● **TASK DATA**
- - - - - - -
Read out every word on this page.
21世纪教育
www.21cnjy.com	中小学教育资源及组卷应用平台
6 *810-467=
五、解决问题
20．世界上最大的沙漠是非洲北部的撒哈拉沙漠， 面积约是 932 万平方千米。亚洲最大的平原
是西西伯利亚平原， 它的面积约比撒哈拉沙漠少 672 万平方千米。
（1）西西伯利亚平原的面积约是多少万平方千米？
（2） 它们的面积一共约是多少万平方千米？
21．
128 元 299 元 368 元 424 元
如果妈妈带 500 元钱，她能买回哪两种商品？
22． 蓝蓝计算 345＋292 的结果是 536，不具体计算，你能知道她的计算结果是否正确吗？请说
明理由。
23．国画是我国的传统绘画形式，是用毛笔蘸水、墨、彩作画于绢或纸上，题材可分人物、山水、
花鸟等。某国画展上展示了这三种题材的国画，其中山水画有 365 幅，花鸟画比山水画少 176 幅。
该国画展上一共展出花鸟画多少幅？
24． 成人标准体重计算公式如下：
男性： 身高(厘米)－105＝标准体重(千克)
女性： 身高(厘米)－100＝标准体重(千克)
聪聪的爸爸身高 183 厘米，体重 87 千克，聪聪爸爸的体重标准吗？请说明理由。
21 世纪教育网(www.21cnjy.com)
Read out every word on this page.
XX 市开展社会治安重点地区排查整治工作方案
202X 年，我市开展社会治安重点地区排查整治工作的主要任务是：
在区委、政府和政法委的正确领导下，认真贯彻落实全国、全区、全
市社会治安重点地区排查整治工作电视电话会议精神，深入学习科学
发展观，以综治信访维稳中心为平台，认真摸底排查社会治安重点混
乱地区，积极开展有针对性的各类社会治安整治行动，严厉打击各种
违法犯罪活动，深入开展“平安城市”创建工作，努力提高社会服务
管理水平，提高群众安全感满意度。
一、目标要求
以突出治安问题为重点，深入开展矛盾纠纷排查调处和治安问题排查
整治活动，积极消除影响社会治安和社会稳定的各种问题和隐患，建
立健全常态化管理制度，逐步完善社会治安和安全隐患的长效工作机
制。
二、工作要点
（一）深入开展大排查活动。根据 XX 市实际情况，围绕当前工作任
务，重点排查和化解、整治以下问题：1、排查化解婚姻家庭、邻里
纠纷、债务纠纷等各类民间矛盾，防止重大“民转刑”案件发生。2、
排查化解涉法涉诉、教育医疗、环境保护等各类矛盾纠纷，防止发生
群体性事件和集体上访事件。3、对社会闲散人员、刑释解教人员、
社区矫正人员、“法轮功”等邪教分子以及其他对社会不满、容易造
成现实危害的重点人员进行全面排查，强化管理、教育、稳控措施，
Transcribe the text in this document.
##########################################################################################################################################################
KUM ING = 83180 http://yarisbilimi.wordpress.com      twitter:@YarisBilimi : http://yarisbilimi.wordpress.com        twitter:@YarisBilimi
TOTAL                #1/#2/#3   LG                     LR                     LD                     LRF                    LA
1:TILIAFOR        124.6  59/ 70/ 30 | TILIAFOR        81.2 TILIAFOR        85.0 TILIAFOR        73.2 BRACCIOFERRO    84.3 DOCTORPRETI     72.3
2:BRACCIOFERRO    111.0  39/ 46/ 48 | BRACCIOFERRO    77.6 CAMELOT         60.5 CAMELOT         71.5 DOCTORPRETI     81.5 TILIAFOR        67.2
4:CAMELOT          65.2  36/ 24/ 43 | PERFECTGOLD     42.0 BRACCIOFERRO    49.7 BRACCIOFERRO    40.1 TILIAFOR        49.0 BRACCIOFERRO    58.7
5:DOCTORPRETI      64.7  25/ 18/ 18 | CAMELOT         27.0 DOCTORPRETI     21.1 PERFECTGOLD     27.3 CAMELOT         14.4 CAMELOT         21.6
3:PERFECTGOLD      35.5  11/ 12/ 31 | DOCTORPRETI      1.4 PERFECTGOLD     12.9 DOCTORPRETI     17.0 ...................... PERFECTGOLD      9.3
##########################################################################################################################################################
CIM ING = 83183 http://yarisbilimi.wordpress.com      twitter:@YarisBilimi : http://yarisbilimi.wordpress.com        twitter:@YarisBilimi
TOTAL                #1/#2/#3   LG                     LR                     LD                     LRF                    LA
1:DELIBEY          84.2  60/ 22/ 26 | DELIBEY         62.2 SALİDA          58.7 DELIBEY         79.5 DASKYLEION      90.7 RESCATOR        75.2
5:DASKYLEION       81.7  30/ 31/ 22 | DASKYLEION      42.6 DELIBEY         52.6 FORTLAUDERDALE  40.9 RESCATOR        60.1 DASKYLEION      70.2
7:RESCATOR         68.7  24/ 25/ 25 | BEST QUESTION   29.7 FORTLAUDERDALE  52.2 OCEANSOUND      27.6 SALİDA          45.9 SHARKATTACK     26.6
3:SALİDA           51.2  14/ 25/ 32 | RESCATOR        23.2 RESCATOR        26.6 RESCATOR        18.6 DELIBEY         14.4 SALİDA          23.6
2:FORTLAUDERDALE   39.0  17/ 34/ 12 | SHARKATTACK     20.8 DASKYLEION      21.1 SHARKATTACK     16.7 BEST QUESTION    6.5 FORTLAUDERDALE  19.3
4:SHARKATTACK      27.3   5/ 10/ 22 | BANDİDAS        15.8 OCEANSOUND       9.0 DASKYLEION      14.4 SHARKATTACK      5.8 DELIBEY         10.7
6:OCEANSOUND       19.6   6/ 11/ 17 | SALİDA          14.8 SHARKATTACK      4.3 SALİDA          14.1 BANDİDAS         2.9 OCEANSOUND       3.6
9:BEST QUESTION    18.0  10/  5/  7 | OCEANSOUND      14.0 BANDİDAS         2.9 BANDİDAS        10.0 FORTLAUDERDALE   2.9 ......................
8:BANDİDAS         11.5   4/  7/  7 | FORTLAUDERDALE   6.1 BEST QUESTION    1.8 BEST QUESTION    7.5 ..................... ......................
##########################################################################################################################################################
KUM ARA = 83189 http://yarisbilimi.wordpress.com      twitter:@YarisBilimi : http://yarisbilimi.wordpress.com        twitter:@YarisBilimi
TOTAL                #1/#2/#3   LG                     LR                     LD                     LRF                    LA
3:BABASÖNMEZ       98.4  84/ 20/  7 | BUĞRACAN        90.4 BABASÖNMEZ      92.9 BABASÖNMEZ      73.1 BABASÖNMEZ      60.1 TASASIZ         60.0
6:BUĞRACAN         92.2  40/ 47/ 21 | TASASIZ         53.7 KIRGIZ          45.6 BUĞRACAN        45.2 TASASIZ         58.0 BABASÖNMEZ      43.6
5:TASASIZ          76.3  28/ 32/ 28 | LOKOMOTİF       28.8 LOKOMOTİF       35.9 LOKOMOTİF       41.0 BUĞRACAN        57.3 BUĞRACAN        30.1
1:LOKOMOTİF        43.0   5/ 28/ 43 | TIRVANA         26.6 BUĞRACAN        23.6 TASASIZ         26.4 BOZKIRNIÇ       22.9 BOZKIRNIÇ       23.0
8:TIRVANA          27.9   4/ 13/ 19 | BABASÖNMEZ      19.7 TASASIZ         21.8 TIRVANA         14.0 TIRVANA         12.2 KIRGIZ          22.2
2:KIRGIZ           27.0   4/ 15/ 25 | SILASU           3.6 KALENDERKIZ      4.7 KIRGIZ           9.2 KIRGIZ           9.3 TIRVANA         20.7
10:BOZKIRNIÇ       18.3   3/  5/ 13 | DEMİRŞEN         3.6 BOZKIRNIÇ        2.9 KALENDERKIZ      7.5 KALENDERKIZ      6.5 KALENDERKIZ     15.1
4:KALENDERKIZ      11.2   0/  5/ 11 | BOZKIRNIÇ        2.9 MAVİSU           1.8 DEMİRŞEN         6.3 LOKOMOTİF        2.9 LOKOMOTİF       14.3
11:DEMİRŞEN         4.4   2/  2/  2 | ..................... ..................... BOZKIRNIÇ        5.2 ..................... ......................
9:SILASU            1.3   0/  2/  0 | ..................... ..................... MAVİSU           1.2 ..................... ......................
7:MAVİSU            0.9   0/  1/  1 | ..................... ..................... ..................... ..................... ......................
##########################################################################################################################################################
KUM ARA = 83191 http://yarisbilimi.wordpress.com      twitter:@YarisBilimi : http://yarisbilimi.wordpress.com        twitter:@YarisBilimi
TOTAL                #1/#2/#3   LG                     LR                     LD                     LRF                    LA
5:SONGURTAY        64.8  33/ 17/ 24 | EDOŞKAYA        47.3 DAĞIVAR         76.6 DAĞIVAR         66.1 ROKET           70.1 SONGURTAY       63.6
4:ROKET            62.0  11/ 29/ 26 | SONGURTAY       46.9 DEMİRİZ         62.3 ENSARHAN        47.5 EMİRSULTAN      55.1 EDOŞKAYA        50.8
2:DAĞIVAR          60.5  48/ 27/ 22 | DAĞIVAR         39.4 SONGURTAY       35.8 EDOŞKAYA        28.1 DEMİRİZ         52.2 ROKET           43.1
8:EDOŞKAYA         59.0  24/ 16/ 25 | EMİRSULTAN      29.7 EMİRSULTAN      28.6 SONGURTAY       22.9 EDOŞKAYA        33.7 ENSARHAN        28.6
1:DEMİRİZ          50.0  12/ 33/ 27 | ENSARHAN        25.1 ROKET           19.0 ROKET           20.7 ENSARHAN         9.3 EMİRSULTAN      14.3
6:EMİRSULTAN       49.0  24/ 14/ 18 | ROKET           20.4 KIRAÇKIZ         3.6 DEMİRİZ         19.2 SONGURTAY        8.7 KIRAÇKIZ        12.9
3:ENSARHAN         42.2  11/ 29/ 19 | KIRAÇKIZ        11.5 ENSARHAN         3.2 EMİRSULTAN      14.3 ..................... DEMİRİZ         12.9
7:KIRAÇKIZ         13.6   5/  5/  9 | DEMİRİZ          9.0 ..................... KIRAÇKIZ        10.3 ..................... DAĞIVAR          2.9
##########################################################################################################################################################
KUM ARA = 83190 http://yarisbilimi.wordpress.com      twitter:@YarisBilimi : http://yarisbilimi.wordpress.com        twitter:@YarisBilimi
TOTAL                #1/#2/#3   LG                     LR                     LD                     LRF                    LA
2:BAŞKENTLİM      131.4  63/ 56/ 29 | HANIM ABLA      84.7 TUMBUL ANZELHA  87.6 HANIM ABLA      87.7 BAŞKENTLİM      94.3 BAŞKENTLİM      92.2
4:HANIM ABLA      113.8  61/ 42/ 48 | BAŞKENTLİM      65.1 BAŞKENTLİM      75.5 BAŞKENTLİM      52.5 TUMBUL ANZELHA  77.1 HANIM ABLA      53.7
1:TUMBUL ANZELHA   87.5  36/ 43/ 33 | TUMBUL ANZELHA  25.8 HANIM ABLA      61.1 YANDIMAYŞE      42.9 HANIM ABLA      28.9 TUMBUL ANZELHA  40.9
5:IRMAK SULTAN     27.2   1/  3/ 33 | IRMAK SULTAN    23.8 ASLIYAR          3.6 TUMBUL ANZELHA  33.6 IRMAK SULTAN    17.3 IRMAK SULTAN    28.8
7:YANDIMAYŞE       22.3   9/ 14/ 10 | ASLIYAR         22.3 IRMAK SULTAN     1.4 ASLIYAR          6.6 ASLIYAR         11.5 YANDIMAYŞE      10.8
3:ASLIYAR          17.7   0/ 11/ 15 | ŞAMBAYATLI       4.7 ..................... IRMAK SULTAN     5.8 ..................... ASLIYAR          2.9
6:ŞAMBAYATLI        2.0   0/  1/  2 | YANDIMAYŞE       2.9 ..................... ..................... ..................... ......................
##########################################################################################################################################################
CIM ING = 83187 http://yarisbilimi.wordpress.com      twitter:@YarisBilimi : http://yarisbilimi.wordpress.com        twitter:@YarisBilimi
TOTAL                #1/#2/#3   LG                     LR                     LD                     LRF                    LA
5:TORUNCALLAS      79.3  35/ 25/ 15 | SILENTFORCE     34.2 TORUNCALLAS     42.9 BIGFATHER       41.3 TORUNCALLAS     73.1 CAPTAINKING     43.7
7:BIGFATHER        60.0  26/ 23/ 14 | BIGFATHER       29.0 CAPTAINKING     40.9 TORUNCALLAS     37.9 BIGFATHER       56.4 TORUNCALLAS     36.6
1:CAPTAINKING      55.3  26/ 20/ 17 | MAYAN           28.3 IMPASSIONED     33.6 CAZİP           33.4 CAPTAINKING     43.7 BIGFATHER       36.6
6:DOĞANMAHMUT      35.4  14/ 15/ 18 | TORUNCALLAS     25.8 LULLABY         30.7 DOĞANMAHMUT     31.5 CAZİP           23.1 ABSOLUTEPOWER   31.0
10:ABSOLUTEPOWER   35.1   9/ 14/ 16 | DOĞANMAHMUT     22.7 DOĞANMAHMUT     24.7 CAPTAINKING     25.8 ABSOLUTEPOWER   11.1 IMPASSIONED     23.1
- - - - - - -
● **WHAT YOU ARE ASKED TO DO**
From the data, pick out every line that includes "HANIM".

● **EXPECTED ANSWER**
2:BAŞKENTLİM      131.4  63/ 56/ 29 | HANIM ABLA      84.7 TUMBUL ANZELHA  87.6 HANIM ABLA      87.7 BAŞKENTLİM      94.3 BAŞKENTLİM      92.2
4:HANIM ABLA      113.8  61/ 42/ 48 | BAŞKENTLİM      65.1 BAŞKENTLİM      75.5 BAŞKENTLİM      52.5 TUMBUL ANZELHA  77.1 HANIM ABLA      53.7
1:TUMBUL ANZELHA   87.5  36/ 43/ 33 | TUMBUL ANZELHA  25.8 HANIM ABLA      61.1 YANDIMAYŞE      42.9 HANIM ABLA      28.9 TUMBUL ANZELHA  40.9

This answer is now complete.